— start Material for this exercise —
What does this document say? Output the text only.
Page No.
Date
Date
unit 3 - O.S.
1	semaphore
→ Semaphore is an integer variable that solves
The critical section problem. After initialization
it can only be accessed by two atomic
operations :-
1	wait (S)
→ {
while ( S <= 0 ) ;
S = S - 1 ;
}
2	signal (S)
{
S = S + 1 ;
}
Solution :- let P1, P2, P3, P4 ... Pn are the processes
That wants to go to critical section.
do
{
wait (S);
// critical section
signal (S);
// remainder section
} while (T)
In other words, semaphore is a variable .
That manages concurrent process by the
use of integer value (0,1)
— end Material for this exercise —
— start Material for this exercise —
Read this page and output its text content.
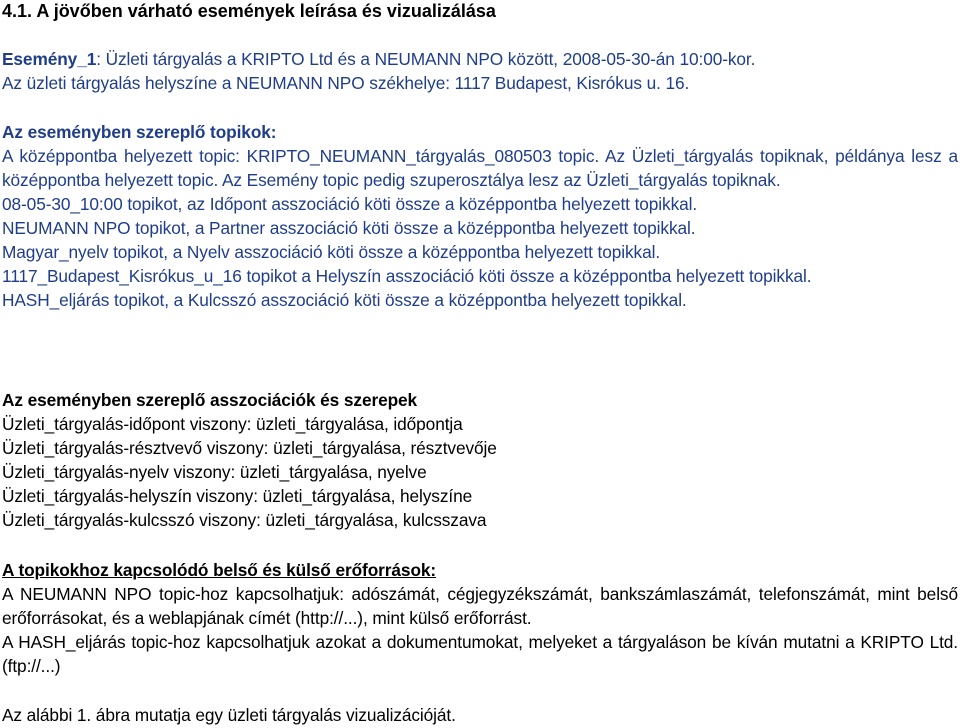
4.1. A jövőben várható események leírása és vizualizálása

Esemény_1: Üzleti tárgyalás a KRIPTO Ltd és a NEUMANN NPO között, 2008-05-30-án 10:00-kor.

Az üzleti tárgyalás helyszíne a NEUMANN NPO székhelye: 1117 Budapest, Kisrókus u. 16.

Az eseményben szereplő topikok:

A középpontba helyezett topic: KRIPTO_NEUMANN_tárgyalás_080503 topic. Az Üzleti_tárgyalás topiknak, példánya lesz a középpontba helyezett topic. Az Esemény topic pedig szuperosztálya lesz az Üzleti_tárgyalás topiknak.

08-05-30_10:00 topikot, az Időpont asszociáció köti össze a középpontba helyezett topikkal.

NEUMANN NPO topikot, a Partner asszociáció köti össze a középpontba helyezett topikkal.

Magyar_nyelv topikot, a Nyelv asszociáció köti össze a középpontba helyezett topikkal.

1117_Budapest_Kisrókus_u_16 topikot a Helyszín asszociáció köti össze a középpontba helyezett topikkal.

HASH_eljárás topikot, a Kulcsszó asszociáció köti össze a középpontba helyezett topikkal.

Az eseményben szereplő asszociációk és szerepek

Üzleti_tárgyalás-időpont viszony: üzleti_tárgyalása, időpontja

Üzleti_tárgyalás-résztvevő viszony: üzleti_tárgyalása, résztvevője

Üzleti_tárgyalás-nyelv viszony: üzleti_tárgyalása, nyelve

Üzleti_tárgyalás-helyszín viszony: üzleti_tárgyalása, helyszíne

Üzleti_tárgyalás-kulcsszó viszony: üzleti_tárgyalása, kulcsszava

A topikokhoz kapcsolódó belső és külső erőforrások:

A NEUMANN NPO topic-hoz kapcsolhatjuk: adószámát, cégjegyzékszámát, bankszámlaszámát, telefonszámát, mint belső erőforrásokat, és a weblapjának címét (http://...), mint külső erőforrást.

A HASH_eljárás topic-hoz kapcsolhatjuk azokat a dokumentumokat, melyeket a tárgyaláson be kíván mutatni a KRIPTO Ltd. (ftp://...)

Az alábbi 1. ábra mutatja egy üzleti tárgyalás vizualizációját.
— end Material for this exercise —
__Problem statement__:
How many of the lines above include the string "belső"? Reply with the number by itself.

__Reply to the exercise__:
2